Dataset rows:
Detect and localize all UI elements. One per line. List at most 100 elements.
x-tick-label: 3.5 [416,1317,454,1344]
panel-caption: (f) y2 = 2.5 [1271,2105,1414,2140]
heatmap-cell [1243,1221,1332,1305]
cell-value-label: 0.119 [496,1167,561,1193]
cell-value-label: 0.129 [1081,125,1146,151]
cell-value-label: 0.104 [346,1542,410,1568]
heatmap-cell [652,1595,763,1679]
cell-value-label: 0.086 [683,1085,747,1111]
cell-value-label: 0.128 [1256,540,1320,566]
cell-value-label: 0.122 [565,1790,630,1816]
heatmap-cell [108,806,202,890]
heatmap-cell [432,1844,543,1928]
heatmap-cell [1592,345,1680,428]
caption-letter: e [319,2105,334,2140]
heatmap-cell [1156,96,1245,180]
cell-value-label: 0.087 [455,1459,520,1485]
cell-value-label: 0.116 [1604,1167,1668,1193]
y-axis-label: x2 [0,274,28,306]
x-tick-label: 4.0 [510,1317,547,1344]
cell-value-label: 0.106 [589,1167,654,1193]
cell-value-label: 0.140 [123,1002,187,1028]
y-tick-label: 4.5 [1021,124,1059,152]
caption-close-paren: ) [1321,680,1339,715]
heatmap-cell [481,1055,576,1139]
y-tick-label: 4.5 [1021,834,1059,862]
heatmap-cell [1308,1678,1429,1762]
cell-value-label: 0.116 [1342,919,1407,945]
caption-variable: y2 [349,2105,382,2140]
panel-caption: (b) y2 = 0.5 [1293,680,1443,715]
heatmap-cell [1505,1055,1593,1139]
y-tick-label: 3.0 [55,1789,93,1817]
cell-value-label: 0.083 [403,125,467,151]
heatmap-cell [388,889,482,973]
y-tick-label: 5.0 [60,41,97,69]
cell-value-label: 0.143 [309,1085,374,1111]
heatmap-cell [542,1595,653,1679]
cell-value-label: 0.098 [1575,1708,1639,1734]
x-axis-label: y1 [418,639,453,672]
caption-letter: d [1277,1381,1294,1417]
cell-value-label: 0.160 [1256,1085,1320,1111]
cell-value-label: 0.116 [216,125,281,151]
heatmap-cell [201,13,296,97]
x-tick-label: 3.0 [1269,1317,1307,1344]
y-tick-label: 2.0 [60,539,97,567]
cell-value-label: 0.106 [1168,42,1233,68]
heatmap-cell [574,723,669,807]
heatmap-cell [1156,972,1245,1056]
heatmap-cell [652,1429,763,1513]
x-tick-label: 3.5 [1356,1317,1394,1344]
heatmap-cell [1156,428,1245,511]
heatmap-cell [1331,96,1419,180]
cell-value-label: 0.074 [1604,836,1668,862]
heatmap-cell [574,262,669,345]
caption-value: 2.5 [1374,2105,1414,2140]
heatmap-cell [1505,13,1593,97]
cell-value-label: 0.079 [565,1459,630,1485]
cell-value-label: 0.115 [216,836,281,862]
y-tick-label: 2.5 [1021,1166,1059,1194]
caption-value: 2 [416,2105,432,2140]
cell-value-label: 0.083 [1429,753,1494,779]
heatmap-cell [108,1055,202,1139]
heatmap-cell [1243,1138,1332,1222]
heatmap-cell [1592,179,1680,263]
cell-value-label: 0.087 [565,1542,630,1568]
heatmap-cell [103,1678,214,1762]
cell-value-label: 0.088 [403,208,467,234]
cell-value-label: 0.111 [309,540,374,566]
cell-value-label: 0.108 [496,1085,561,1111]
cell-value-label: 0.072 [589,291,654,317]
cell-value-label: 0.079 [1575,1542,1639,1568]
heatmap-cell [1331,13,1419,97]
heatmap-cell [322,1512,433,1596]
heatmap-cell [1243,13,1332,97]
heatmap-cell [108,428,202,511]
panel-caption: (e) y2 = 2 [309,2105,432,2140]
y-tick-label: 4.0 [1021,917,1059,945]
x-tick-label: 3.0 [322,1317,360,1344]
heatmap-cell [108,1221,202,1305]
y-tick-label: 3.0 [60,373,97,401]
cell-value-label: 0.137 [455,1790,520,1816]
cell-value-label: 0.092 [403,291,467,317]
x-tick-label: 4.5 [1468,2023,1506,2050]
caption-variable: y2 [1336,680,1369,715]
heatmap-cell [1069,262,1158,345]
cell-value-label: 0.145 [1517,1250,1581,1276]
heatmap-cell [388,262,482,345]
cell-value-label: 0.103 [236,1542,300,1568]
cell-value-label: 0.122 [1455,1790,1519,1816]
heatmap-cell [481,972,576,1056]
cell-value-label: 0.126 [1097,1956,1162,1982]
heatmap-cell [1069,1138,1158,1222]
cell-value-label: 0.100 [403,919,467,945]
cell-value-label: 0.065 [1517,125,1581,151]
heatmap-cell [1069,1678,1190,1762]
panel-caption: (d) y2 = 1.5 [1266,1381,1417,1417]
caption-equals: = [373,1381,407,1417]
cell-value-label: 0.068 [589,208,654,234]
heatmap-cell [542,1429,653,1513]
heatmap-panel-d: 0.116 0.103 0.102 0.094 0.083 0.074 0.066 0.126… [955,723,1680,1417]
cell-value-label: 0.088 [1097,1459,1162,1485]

## Short task:
Reproduce every one of the rows above word for word, keeping their order and each character unchanged.

## Expected output:
Detect and localize all UI elements. One per line. List at most 100 elements.
x-tick-label: 3.5 [416,1317,454,1344]
panel-caption: (f) y2 = 2.5 [1271,2105,1414,2140]
heatmap-cell [1243,1221,1332,1305]
cell-value-label: 0.119 [496,1167,561,1193]
cell-value-label: 0.129 [1081,125,1146,151]
cell-value-label: 0.104 [346,1542,410,1568]
heatmap-cell [652,1595,763,1679]
cell-value-label: 0.086 [683,1085,747,1111]
cell-value-label: 0.128 [1256,540,1320,566]
cell-value-label: 0.122 [565,1790,630,1816]
heatmap-cell [108,806,202,890]
heatmap-cell [432,1844,543,1928]
heatmap-cell [1592,345,1680,428]
caption-letter: e [319,2105,334,2140]
heatmap-cell [1156,96,1245,180]
cell-value-label: 0.087 [455,1459,520,1485]
cell-value-label: 0.116 [1604,1167,1668,1193]
y-axis-label: x2 [0,274,28,306]
x-tick-label: 4.0 [510,1317,547,1344]
cell-value-label: 0.106 [589,1167,654,1193]
cell-value-label: 0.140 [123,1002,187,1028]
y-tick-label: 4.5 [1021,124,1059,152]
caption-close-paren: ) [1321,680,1339,715]
heatmap-cell [481,1055,576,1139]
y-tick-label: 4.5 [1021,834,1059,862]
heatmap-cell [1308,1678,1429,1762]
cell-value-label: 0.116 [1342,919,1407,945]
caption-variable: y2 [349,2105,382,2140]
panel-caption: (b) y2 = 0.5 [1293,680,1443,715]
heatmap-cell [1505,1055,1593,1139]
y-tick-label: 3.0 [55,1789,93,1817]
cell-value-label: 0.083 [403,125,467,151]
heatmap-cell [388,889,482,973]
y-tick-label: 5.0 [60,41,97,69]
cell-value-label: 0.143 [309,1085,374,1111]
heatmap-cell [542,1595,653,1679]
cell-value-label: 0.098 [1575,1708,1639,1734]
x-axis-label: y1 [418,639,453,672]
caption-letter: d [1277,1381,1294,1417]
cell-value-label: 0.160 [1256,1085,1320,1111]
cell-value-label: 0.116 [216,125,281,151]
heatmap-cell [201,13,296,97]
x-tick-label: 3.0 [1269,1317,1307,1344]
y-tick-label: 2.0 [60,539,97,567]
cell-value-label: 0.106 [1168,42,1233,68]
heatmap-cell [574,723,669,807]
heatmap-cell [1156,972,1245,1056]
heatmap-cell [652,1429,763,1513]
x-tick-label: 3.5 [1356,1317,1394,1344]
heatmap-cell [1156,428,1245,511]
heatmap-cell [1331,96,1419,180]
cell-value-label: 0.074 [1604,836,1668,862]
heatmap-cell [574,262,669,345]
caption-value: 2.5 [1374,2105,1414,2140]
heatmap-cell [1505,13,1593,97]
cell-value-label: 0.079 [565,1459,630,1485]
cell-value-label: 0.115 [216,836,281,862]
y-tick-label: 2.5 [1021,1166,1059,1194]
caption-value: 2 [416,2105,432,2140]
cell-value-label: 0.083 [1429,753,1494,779]
heatmap-cell [108,1055,202,1139]
heatmap-cell [1243,1138,1332,1222]
heatmap-cell [1592,179,1680,263]
cell-value-label: 0.087 [565,1542,630,1568]
heatmap-cell [103,1678,214,1762]
cell-value-label: 0.088 [403,208,467,234]
cell-value-label: 0.111 [309,540,374,566]
cell-value-label: 0.108 [496,1085,561,1111]
cell-value-label: 0.072 [589,291,654,317]
cell-value-label: 0.079 [1575,1542,1639,1568]
heatmap-cell [1331,13,1419,97]
heatmap-cell [322,1512,433,1596]
heatmap-cell [1243,13,1332,97]
heatmap-cell [108,428,202,511]
panel-caption: (e) y2 = 2 [309,2105,432,2140]
y-tick-label: 4.0 [1021,917,1059,945]
x-tick-label: 3.0 [322,1317,360,1344]
heatmap-cell [108,1221,202,1305]
y-tick-label: 3.0 [60,373,97,401]
cell-value-label: 0.137 [455,1790,520,1816]
cell-value-label: 0.092 [403,291,467,317]
x-tick-label: 4.5 [1468,2023,1506,2050]
caption-variable: y2 [1336,680,1369,715]
heatmap-cell [1069,262,1158,345]
cell-value-label: 0.145 [1517,1250,1581,1276]
heatmap-cell [388,262,482,345]
cell-value-label: 0.103 [236,1542,300,1568]
cell-value-label: 0.122 [1455,1790,1519,1816]
heatmap-cell [481,972,576,1056]
cell-value-label: 0.126 [1097,1956,1162,1982]
heatmap-cell [1069,1138,1158,1222]
cell-value-label: 0.100 [403,919,467,945]
cell-value-label: 0.065 [1517,125,1581,151]
heatmap-cell [1069,1678,1190,1762]
panel-caption: (d) y2 = 1.5 [1266,1381,1417,1417]
caption-equals: = [373,1381,407,1417]
cell-value-label: 0.068 [589,208,654,234]
heatmap-cell [542,1429,653,1513]
heatmap-panel-d: 0.116 0.103 0.102 0.094 0.083 0.074 0.066 0.126… [955,723,1680,1417]
cell-value-label: 0.088 [1097,1459,1162,1485]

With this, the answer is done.